— Start RECORDS SHOWN —
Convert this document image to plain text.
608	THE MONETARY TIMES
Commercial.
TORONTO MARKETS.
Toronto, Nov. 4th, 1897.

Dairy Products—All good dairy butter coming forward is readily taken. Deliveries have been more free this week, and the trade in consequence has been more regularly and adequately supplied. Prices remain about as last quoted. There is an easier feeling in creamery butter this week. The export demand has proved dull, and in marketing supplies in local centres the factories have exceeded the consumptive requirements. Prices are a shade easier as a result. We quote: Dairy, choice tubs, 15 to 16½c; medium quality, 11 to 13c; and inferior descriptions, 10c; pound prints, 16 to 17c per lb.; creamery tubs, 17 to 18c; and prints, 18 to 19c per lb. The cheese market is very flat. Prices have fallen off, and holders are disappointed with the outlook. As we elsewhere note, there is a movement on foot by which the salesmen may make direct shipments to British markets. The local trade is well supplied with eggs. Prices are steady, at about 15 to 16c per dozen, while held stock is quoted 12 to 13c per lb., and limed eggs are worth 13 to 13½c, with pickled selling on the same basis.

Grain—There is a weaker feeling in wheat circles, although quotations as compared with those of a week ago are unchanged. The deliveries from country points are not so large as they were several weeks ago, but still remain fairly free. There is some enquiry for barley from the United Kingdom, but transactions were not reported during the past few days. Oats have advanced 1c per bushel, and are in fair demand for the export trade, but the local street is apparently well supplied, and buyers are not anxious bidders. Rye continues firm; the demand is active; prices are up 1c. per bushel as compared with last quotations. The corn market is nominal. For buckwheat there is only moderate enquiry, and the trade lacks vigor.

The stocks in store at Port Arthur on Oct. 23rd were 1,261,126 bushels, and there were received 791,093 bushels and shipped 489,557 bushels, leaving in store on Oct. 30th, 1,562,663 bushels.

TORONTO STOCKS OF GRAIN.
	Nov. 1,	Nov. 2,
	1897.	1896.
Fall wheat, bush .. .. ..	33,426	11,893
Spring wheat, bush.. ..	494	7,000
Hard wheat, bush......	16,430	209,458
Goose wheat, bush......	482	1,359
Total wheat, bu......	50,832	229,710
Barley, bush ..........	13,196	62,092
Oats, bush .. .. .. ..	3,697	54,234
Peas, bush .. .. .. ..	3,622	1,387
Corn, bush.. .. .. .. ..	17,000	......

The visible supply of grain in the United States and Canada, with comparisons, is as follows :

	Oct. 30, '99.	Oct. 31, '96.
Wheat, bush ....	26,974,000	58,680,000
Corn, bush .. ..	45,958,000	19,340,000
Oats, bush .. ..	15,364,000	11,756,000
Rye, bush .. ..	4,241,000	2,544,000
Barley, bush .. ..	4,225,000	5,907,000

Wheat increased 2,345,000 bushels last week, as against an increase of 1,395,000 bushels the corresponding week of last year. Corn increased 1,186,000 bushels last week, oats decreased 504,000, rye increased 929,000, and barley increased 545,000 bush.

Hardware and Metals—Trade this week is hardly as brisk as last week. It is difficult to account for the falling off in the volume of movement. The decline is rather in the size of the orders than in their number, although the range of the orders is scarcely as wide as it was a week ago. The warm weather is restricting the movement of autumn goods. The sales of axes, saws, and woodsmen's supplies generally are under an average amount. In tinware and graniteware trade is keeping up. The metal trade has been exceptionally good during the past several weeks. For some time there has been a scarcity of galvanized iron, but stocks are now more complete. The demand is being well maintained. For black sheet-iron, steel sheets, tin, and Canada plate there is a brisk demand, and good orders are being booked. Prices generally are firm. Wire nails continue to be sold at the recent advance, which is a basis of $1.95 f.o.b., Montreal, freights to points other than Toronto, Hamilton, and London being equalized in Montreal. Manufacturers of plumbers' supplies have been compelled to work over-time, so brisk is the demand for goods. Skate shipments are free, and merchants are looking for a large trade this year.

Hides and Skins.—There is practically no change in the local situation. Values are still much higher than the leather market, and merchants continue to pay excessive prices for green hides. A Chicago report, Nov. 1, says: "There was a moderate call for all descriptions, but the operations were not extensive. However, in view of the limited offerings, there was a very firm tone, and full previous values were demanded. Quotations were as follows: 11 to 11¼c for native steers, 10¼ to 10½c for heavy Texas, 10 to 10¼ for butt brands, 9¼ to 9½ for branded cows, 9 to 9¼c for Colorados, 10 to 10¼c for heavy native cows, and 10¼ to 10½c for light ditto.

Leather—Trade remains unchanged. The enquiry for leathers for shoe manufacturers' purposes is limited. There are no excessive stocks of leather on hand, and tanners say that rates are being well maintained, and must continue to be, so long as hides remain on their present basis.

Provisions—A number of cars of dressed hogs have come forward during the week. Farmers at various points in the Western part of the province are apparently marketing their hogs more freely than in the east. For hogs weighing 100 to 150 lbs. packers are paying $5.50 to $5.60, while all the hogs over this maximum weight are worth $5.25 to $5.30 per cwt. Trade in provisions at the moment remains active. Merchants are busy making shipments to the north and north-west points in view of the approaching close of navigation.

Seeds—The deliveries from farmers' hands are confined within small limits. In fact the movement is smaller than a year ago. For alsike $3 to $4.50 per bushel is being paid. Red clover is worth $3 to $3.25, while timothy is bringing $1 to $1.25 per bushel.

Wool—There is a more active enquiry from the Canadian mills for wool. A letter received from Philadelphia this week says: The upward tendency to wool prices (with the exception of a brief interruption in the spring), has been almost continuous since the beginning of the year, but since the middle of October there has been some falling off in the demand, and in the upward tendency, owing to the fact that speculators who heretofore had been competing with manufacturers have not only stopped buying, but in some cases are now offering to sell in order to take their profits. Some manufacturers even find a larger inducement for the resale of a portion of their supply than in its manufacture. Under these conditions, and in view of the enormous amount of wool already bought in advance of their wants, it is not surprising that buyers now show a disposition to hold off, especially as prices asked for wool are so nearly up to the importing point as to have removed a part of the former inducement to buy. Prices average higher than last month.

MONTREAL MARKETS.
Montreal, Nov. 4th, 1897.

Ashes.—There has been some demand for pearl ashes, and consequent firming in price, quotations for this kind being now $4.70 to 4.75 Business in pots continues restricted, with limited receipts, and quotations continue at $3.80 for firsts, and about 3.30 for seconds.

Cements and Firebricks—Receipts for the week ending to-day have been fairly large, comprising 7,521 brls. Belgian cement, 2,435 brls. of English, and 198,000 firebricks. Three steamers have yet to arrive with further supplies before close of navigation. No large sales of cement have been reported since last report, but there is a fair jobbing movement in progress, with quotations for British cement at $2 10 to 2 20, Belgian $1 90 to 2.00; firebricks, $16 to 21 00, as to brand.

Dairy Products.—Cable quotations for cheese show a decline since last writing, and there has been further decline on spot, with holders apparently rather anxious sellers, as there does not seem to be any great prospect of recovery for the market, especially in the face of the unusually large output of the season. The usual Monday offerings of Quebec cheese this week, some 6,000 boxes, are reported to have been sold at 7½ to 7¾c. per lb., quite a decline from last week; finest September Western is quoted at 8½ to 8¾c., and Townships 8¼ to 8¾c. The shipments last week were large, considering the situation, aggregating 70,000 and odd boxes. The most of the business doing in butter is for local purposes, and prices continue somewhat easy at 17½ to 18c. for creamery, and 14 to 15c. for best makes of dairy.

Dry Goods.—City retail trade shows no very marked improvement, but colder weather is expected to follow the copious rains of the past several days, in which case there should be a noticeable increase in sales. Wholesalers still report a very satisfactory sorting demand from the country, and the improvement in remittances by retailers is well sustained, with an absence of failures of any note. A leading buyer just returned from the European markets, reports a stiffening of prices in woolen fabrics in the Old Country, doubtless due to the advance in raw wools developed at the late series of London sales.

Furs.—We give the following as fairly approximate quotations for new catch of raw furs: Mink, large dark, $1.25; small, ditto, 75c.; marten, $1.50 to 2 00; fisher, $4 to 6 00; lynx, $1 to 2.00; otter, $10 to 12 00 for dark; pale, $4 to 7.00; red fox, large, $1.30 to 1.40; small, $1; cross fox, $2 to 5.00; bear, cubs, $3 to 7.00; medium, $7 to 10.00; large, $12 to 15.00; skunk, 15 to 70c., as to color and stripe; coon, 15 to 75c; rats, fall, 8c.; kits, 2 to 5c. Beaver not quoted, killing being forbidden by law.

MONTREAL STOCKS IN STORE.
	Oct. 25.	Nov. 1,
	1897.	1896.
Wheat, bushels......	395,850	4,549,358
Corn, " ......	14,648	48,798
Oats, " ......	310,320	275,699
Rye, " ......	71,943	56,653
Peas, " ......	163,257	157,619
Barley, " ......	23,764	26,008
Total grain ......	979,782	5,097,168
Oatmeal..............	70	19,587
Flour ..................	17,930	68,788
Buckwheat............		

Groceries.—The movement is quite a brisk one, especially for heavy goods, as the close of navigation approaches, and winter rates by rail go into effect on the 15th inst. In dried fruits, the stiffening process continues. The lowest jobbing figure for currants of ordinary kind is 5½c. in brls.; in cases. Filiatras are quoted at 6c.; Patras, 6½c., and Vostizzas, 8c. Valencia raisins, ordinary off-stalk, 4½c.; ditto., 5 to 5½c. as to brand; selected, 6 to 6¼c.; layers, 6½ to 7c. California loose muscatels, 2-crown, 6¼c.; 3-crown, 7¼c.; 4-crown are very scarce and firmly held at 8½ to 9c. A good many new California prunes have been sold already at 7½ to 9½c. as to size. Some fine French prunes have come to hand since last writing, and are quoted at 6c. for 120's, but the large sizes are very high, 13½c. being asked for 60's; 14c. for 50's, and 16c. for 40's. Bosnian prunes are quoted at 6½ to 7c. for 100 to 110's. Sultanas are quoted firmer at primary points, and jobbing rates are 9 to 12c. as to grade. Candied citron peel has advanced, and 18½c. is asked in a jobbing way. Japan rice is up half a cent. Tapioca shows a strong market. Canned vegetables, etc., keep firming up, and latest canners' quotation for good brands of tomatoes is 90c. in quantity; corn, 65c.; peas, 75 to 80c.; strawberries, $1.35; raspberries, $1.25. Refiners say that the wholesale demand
— End RECORDS SHOWN —
» DO THIS
Copy each line of the data that contains the word "bushels".

» RESULT OF THIS EXERCISE
The stocks in store at Port Arthur on Oct. 23rd were 1,261,126 bushels, and there were received 791,093 bushels and shipped 489,557 bushels, leaving in store on Oct. 30th, 1,562,663 bushels.
Wheat increased 2,345,000 bushels last week, as against an increase of 1,395,000 bushels the corresponding week of last year. Corn increased 1,186,000 bushels last week, oats decreased 504,000, rye increased 929,000, and barley increased 545,000 bush.
Wheat, bushels......	395,850	4,549,358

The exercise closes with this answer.